* _SEITENTEXT_

    Low Tech hat manchmal echte Vorteile. Siehe dazu auch: Klopapier.

  4. #4 wereatheist
    Berlin
    25. November 2019

    @rolak: Ui, für P-256 braucht man also bloß 2330 Qbits, um Shors Algorithmus effizient anwenden zu können!
    Und diese Zahl ist mir lieb & teuer. Das kann kein Zufall sein….

  5. #5 Kai
    25. November 2019

    @Stephanie: Die bösen Nerds sind übrigens mehrheitlich gegen Wahlcomputer. Eine Sache, die ich immer wieder faszinierend fand: Wahlcomputer werden hauptsächlich von Menschen unterstützt, die kaum Ahnung von Technik haben, während die größten Kritiker an Wahlcomputern vor allem aus dem IT-Bereich stammt. Dasselbe trifft auch auf viele andere Phänomene wie soziale Netzwerke, Gesundheitsdatenbanken etc. zu.

  6. #6 tomtoo
    25. November 2019

    Hätte ich’s geknackt…wäre ich auch ganz still. ; )

[Einträge des Datensatzes]
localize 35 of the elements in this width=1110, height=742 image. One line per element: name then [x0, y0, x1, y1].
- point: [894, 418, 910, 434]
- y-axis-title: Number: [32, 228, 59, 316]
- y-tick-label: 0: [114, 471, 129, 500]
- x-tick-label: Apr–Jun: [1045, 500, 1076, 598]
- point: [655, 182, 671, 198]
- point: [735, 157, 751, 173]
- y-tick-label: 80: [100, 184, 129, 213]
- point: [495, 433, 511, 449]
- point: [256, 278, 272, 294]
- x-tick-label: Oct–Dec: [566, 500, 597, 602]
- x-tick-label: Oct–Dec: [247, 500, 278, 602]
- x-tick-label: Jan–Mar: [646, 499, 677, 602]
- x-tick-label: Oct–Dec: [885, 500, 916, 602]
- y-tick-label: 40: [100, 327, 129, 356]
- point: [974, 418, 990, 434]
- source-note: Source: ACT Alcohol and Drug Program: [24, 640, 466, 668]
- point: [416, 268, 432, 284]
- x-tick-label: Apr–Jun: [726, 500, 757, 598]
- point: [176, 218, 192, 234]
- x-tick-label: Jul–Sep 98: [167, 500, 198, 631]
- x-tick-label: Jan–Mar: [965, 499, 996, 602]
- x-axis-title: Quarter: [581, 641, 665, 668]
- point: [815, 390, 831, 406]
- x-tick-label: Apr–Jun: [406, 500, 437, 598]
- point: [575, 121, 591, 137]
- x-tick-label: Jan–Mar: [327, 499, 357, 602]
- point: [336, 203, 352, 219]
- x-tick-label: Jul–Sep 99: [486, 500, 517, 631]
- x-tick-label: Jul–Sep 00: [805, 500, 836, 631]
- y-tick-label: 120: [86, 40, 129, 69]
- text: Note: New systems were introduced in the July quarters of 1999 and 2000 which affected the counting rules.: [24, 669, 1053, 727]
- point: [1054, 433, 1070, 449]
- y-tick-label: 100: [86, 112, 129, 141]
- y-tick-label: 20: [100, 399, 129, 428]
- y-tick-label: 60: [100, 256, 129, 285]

* _IHRE AUFGABE_
Prüfen Sie, ob die Aussagen 1. bis 3. mit dem Seitentext übereinstimmen, und belegen Sie jede Antwort (ja oder nein) mit einem wörtlichen Zitat daraus. 1. Laut Kai werden Wahlcomputer hauptsächlich von Menschen mit wenig Technikkenntnis unterstützt. 2. Laut wereatheist genügen für P-256 bereits 2330 Qbits, um Shors Algorithmus effizient anzuwenden. 3. Laut Kai befürwortet die Mehrheit der Nerds Wahlcomputer. Die Daten werden zur Bearbeitung nicht benötigt.

* _LÖSUNG_
1. Ja: „Wahlcomputer werden hauptsächlich von Menschen unterstützt, die kaum Ahnung von Technik haben“
2. Ja: „für P-256 braucht man also bloß 2330 Qbits, um Shors Algorithmus effizient anwenden zu können!“
3. Nein: „Die bösen Nerds sind übrigens mehrheitlich gegen Wahlcomputer.“